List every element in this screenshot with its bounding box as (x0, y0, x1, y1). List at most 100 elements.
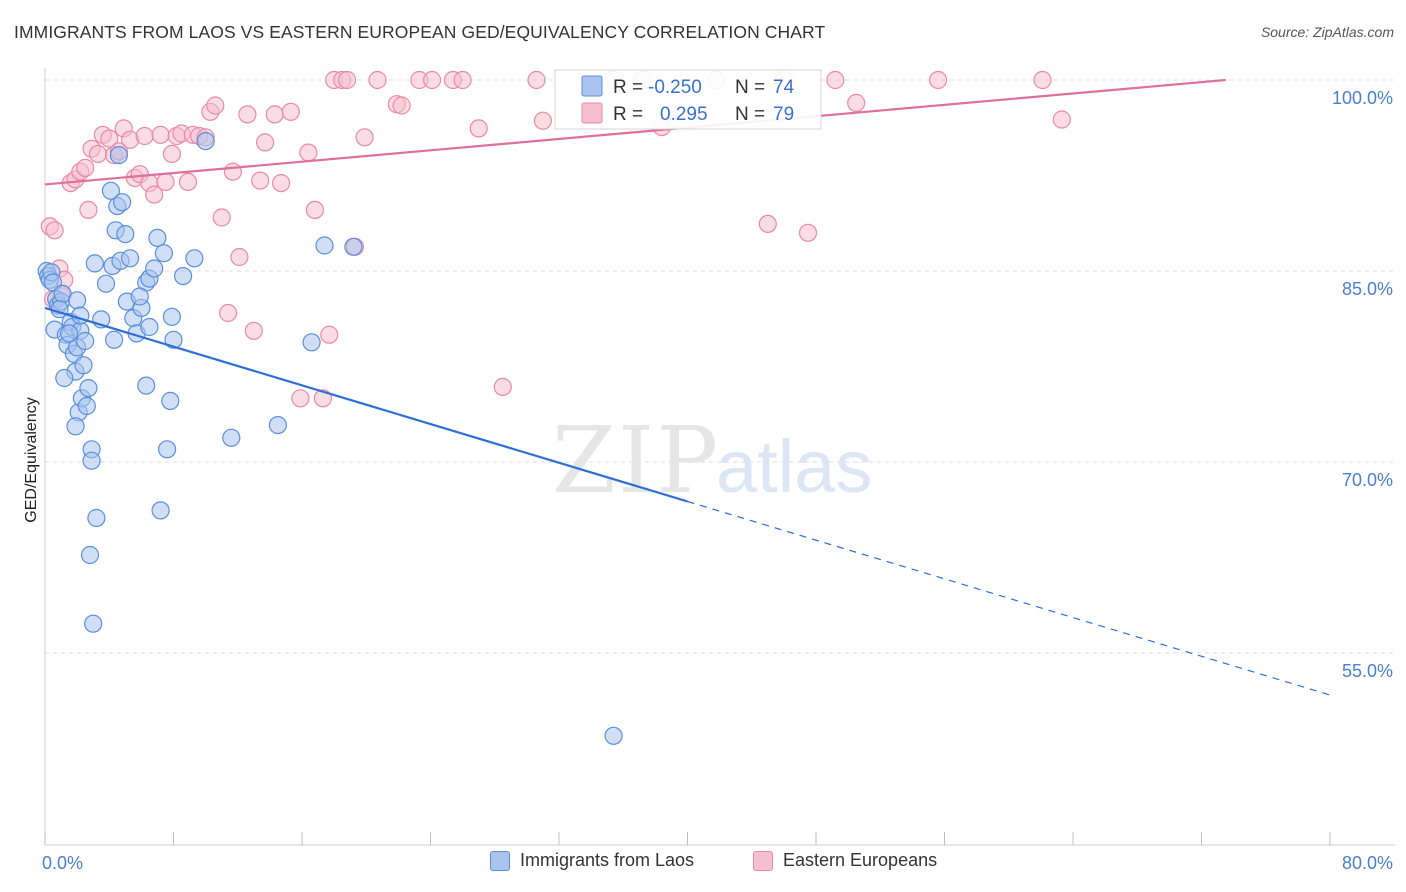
axes (44, 68, 1395, 846)
chart-title: IMMIGRANTS FROM LAOS VS EASTERN EUROPEAN… (14, 22, 826, 42)
eastern-point-75 (1052, 110, 1071, 129)
laos-point-29 (80, 545, 100, 565)
legend-swatch-laos-bottom (490, 850, 510, 871)
laos-point-36 (116, 225, 135, 244)
laos-point-60 (315, 236, 334, 255)
laos-point-64 (67, 291, 87, 310)
laos-trend-extension (687, 500, 1331, 696)
legend-r-label-1: R = (613, 77, 643, 98)
eastern-point-22 (156, 172, 175, 191)
legend-item-laos: Immigrants from Laos (490, 850, 694, 871)
laos-point-73 (174, 267, 193, 286)
x-tick-label-0: 0.0% (42, 853, 83, 873)
eastern-point-61 (493, 377, 512, 396)
source-credit: Source: ZipAtlas.com (1260, 24, 1394, 40)
laos-point-59 (302, 333, 321, 352)
laos-point-28 (87, 508, 106, 528)
eastern-point-45 (305, 200, 324, 219)
eastern-point-31 (206, 96, 225, 115)
legend-swatch-eastern (581, 102, 603, 124)
legend-r-label-2: R = (613, 104, 643, 125)
y-tick-label-3: 55.0% (1342, 661, 1393, 681)
eastern-point-7 (76, 158, 95, 177)
x-tick-labels: 0.0% 80.0% (42, 853, 1393, 873)
laos-point-69 (59, 324, 79, 343)
laos-point-61 (344, 237, 363, 256)
legend-swatch-laos (581, 75, 603, 97)
x-tick-label-1: 80.0% (1342, 853, 1393, 873)
y-axis-label: GED/Equivalency (23, 397, 40, 522)
eastern-point-39 (256, 133, 275, 152)
laos-point-55 (185, 249, 204, 268)
laos-point-32 (109, 146, 129, 165)
laos-point-25 (66, 417, 85, 436)
legend-r-value-1: -0.250 (648, 77, 702, 98)
eastern-point-53 (368, 70, 387, 90)
eastern-point-71 (826, 70, 845, 90)
laos-point-56 (196, 132, 215, 151)
eastern-point-20 (145, 185, 164, 204)
laos-point-48 (154, 244, 173, 263)
eastern-point-21 (151, 125, 170, 144)
laos-point-70 (130, 287, 149, 306)
eastern-point-40 (265, 105, 284, 124)
laos-point-63 (604, 726, 623, 745)
laos-point-51 (164, 330, 183, 349)
legend-swatch-eastern-bottom (753, 850, 773, 871)
eastern-point-63 (533, 111, 553, 130)
legend-n-label-2: N = (735, 104, 765, 125)
laos-point-19 (76, 331, 95, 351)
laos-point-20 (55, 368, 74, 388)
eastern-point-1 (45, 221, 64, 240)
laos-trend-line (44, 306, 688, 503)
laos-point-34 (112, 193, 132, 212)
y-tick-label-0: 100.0% (1332, 88, 1393, 108)
trend-lines (44, 78, 1331, 696)
legend-label-eastern: Eastern Europeans (783, 850, 938, 870)
eastern-point-34 (223, 162, 242, 181)
laos-point-23 (77, 396, 96, 416)
laos-point-50 (162, 307, 181, 326)
y-tick-labels: 100.0% 85.0% 70.0% 55.0% (1332, 88, 1393, 681)
eastern-point-11 (100, 129, 119, 148)
legend-n-value-2: 79 (773, 104, 794, 125)
eastern-point-60 (469, 119, 488, 138)
legend-n-label-1: N = (735, 77, 765, 98)
laos-point-62 (151, 501, 170, 520)
eastern-trend-line (44, 78, 1226, 186)
series-legend: Immigrants from Laos Eastern Europeans (0, 850, 1406, 880)
eastern-point-26 (178, 172, 198, 191)
eastern-point-72 (847, 93, 866, 113)
laos-point-53 (161, 391, 180, 410)
eastern-point-35 (230, 247, 249, 267)
laos-point-49 (140, 317, 159, 337)
laos-point-30 (84, 614, 103, 633)
laos-point-52 (137, 376, 156, 395)
eastern-point-43 (291, 389, 310, 408)
stats-legend: R = -0.250 N = 74 R = 0.295 N = 79 (554, 69, 822, 130)
laos-point-47 (148, 228, 167, 247)
watermark-atlas: atlas (716, 425, 872, 508)
eastern-point-68 (758, 214, 777, 233)
eastern-point-50 (337, 70, 357, 90)
laos-point-67 (96, 274, 116, 293)
legend-label-laos: Immigrants from Laos (520, 850, 695, 870)
laos-point-72 (71, 306, 90, 325)
laos-point-66 (104, 330, 124, 349)
laos-point-58 (268, 416, 287, 435)
eastern-point-78 (79, 200, 98, 219)
eastern-point-41 (272, 174, 291, 193)
laos-point-24 (79, 379, 98, 398)
eastern-point-36 (238, 105, 257, 124)
eastern-point-44 (299, 143, 318, 162)
laos-point-71 (85, 254, 104, 273)
laos-point-27 (82, 451, 101, 470)
legend-item-eastern: Eastern Europeans (753, 850, 937, 871)
eastern-point-74 (1033, 70, 1052, 90)
legend-n-value-1: 74 (773, 77, 795, 98)
laos-point-46 (145, 259, 164, 278)
eastern-point-42 (281, 102, 300, 121)
eastern-point-52 (355, 128, 374, 147)
laos-point-54 (158, 440, 177, 459)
::::::::
DIRECTION:
Revise the entries from the line with "axes (44, 68, 1395, 846)" up to and including the line with "laos-point-36 (116, 225, 135, 244)", replacing "point" with "marker" and leaving everything else the same.

SOLUTION BELOW:
axes (44, 68, 1395, 846)
chart-title: IMMIGRANTS FROM LAOS VS EASTERN EUROPEAN… (14, 22, 826, 42)
eastern-marker-75 (1052, 110, 1071, 129)
laos-marker-29 (80, 545, 100, 565)
legend-swatch-laos-bottom (490, 850, 510, 871)
laos-marker-36 (116, 225, 135, 244)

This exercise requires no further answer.